» **EXCERPTED DATA**
········

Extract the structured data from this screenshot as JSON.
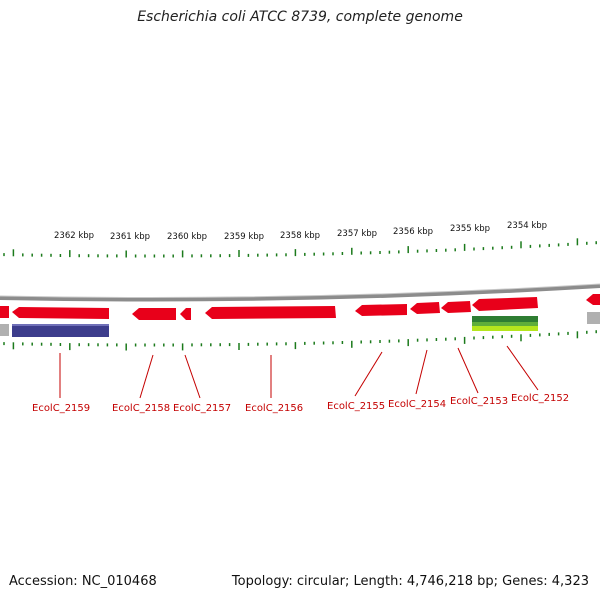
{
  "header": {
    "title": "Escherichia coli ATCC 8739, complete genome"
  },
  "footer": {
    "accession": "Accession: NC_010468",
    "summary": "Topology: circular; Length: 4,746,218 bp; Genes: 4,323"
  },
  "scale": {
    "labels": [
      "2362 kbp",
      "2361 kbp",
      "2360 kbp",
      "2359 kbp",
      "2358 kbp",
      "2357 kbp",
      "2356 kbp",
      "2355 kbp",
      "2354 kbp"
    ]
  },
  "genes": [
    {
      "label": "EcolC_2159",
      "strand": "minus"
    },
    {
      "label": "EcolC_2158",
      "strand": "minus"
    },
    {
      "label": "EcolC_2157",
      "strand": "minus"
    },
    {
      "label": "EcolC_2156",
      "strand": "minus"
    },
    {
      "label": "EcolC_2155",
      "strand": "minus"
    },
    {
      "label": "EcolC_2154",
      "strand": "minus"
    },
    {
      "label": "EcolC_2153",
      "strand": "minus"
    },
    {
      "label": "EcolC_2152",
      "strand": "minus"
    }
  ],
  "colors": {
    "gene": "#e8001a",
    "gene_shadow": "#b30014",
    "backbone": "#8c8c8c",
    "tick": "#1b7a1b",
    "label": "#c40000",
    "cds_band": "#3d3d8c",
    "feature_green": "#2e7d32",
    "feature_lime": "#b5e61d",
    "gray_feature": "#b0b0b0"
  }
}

········

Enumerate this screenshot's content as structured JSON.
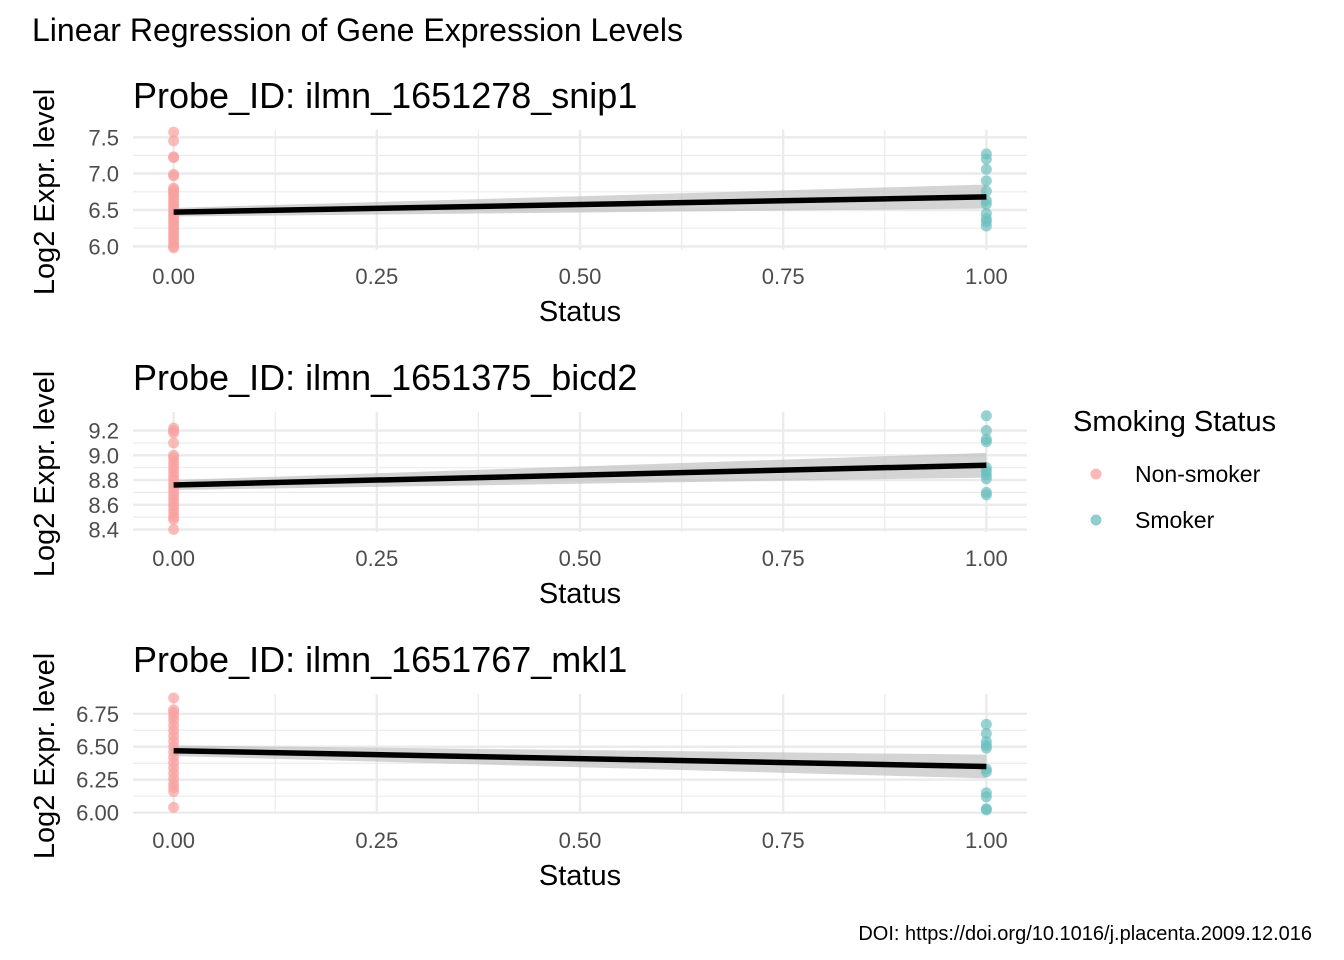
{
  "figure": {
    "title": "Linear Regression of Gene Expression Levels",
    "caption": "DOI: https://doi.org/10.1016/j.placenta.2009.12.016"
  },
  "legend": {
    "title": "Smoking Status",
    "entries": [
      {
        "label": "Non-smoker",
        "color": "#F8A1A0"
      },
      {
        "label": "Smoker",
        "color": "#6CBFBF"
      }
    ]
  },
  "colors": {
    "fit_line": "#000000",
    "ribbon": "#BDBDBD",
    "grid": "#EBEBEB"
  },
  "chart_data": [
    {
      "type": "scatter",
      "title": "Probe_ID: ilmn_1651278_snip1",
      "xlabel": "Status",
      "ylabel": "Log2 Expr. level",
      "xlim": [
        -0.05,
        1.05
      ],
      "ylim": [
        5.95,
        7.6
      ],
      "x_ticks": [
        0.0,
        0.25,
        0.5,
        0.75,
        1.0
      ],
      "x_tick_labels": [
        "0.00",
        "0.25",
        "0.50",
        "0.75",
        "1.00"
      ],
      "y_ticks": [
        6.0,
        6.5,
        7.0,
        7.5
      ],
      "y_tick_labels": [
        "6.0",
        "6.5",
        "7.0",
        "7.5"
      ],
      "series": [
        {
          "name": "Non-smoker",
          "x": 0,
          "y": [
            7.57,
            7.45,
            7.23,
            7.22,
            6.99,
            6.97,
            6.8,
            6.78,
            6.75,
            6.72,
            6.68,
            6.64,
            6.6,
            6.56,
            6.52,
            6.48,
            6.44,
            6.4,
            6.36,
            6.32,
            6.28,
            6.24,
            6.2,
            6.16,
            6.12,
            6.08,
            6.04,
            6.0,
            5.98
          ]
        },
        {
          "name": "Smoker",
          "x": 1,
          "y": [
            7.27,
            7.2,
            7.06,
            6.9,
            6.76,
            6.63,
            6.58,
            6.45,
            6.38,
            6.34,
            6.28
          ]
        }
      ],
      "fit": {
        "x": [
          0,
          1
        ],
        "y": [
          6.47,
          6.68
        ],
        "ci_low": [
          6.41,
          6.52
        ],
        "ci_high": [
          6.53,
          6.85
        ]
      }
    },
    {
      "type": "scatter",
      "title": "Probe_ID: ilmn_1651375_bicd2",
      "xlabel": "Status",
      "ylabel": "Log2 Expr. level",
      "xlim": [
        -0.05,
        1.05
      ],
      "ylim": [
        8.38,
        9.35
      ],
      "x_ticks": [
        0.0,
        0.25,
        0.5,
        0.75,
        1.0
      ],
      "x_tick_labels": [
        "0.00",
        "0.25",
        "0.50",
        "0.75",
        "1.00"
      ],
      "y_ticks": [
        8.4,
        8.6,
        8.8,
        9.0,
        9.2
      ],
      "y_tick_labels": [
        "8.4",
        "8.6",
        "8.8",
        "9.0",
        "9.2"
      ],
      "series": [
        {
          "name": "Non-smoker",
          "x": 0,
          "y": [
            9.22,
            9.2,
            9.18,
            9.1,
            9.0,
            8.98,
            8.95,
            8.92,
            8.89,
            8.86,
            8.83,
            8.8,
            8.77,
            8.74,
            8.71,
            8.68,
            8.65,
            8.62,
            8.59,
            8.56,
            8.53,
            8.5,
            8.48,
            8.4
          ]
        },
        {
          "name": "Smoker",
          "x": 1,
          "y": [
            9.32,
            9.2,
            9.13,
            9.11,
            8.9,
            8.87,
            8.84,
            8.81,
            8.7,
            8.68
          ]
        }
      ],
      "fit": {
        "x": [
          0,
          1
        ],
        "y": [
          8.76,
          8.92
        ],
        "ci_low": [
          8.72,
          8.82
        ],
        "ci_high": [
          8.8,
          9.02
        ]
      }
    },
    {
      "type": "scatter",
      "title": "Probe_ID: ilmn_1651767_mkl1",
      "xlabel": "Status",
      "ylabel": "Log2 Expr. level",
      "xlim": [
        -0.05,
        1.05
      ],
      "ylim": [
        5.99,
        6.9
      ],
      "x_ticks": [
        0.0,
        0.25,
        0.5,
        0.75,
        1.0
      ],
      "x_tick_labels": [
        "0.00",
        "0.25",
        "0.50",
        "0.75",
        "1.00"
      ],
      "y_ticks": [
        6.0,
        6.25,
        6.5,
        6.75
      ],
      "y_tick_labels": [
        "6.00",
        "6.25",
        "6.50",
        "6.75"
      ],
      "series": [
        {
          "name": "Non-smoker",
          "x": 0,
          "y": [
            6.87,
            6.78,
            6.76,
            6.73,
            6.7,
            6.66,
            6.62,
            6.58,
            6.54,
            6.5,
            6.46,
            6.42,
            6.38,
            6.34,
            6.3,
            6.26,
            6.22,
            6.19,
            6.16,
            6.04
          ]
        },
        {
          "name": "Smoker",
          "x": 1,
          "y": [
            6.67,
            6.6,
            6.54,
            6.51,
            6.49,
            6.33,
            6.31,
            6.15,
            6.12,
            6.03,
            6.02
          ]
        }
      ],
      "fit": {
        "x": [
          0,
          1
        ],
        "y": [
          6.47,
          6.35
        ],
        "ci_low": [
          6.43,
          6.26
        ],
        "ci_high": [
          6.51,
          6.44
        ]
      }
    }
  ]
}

········

» **PROBLEM STATEMENT**
Exactly how many lines of the listing hold the word "JSON"? State only the number.

» **EXERCISE OUTPUT**
2